▶ _Goal_:
Determine how many lines include the word "structured", then give that number and nothing more.

** Start **

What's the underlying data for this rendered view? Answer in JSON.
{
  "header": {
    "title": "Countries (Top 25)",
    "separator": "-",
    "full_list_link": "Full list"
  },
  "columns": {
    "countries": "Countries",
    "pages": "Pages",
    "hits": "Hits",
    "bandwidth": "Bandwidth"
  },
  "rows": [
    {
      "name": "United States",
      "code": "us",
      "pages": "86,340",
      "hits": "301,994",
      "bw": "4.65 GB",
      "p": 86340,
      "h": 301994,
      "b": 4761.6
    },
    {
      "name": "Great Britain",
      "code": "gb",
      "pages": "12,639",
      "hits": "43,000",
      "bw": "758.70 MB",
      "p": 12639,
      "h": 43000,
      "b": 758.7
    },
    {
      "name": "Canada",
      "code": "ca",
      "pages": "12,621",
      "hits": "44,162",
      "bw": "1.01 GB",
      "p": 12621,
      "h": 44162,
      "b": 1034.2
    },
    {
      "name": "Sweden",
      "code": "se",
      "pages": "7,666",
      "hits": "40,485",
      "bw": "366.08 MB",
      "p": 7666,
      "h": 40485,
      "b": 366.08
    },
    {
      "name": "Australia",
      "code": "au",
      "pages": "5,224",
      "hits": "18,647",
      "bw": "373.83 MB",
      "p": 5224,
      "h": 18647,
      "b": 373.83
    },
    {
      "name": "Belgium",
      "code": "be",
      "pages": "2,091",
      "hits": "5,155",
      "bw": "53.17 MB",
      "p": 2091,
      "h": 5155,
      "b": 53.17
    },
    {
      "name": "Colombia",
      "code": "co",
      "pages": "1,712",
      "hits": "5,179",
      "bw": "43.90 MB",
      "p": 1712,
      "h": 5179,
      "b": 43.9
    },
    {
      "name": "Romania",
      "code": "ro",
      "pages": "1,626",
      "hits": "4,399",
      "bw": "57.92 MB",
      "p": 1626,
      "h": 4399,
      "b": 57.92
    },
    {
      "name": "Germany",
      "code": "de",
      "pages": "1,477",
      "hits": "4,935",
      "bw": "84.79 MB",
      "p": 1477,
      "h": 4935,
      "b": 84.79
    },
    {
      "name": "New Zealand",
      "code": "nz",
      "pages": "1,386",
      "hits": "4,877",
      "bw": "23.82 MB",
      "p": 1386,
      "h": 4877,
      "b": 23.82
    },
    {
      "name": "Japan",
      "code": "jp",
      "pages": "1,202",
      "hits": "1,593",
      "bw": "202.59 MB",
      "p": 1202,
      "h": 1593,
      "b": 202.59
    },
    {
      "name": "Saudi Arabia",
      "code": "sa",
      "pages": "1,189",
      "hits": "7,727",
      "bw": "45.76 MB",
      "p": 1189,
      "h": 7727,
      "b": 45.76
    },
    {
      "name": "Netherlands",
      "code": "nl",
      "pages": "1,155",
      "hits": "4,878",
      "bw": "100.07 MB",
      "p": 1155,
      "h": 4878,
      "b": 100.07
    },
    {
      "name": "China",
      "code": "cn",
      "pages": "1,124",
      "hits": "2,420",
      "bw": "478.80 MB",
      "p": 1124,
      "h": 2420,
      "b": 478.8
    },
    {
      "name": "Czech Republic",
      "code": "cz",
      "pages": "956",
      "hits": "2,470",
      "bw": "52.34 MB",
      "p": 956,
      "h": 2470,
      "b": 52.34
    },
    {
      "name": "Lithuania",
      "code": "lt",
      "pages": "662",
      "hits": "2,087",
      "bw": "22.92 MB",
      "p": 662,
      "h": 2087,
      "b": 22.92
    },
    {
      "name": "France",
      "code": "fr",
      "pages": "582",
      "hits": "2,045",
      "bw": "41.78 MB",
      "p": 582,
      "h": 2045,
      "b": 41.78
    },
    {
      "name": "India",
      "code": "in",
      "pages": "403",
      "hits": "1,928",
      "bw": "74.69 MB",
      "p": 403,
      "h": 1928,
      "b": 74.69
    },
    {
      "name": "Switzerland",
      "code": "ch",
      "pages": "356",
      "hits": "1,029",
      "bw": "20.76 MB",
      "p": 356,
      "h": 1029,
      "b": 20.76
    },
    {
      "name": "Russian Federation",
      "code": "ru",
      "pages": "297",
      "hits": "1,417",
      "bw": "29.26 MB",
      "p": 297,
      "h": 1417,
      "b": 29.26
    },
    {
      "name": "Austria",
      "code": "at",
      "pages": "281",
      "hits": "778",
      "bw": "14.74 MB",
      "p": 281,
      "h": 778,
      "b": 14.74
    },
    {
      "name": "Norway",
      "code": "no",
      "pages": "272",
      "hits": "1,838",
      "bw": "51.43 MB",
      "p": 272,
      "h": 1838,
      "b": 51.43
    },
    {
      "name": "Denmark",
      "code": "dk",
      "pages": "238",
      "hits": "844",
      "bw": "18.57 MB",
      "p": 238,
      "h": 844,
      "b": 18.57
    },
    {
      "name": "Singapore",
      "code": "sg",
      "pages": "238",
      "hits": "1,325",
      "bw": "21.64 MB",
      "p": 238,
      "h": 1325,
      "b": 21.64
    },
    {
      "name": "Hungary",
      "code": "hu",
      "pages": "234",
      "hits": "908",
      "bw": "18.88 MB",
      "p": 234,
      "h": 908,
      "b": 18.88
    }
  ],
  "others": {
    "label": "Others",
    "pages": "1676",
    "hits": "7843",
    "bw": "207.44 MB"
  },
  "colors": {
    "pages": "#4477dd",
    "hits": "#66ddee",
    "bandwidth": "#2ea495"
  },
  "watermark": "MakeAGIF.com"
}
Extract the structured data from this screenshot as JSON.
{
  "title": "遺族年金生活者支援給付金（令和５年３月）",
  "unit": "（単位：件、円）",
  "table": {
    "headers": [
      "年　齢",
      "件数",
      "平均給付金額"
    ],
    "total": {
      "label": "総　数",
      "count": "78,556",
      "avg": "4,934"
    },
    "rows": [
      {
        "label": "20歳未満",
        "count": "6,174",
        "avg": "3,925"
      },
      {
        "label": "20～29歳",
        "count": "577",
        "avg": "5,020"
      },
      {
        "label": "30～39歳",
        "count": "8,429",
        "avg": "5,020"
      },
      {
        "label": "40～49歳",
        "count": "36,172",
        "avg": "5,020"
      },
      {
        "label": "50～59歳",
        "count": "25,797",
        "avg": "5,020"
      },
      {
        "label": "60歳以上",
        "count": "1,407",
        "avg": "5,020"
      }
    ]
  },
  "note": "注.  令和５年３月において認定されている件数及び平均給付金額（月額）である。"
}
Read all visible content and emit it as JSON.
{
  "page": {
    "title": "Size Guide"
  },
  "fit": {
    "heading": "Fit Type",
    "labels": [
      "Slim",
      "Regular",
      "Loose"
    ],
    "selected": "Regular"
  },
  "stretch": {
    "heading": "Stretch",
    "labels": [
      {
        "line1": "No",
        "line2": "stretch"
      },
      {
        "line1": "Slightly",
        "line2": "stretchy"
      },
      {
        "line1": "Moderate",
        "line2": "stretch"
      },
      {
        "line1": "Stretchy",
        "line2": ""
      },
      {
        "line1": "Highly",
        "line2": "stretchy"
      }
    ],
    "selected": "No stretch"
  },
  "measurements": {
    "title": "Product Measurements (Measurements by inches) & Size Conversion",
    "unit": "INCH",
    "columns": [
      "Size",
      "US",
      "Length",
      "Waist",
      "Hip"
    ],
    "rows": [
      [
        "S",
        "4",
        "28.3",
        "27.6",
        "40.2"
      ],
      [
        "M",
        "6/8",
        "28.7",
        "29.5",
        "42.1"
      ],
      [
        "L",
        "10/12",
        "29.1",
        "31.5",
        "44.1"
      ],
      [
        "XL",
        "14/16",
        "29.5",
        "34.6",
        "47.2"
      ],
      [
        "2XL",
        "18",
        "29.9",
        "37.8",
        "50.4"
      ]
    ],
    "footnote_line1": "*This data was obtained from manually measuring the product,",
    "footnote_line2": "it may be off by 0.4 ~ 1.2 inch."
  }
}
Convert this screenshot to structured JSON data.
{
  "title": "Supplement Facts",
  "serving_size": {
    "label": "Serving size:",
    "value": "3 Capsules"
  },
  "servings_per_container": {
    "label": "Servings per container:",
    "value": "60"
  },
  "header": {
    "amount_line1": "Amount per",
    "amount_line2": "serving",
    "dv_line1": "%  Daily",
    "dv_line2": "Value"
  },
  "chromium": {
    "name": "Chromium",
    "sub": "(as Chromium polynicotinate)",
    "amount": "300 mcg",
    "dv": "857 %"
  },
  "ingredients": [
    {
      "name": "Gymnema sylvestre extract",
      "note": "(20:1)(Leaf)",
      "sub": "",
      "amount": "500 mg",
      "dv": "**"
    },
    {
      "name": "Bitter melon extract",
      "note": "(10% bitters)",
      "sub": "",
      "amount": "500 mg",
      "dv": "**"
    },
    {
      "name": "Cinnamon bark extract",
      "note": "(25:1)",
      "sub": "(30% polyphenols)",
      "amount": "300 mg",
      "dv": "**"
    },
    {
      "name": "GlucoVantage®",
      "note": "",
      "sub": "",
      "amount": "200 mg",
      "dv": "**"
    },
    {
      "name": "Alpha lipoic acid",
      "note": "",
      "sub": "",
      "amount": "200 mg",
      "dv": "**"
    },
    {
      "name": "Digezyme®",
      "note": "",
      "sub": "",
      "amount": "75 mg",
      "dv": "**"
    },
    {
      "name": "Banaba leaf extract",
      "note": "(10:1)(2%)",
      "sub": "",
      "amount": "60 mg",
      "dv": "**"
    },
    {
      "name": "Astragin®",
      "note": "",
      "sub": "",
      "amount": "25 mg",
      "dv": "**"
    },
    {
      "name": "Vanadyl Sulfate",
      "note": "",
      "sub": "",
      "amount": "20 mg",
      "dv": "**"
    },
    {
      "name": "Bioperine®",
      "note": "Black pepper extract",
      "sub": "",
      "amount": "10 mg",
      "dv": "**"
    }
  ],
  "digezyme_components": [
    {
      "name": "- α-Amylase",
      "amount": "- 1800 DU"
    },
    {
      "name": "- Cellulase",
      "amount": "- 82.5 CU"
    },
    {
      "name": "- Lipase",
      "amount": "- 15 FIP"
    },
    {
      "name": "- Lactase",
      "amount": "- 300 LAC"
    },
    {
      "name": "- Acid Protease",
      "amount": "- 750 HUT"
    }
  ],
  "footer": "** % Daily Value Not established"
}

** End **

▶ _Exercise answer_:
2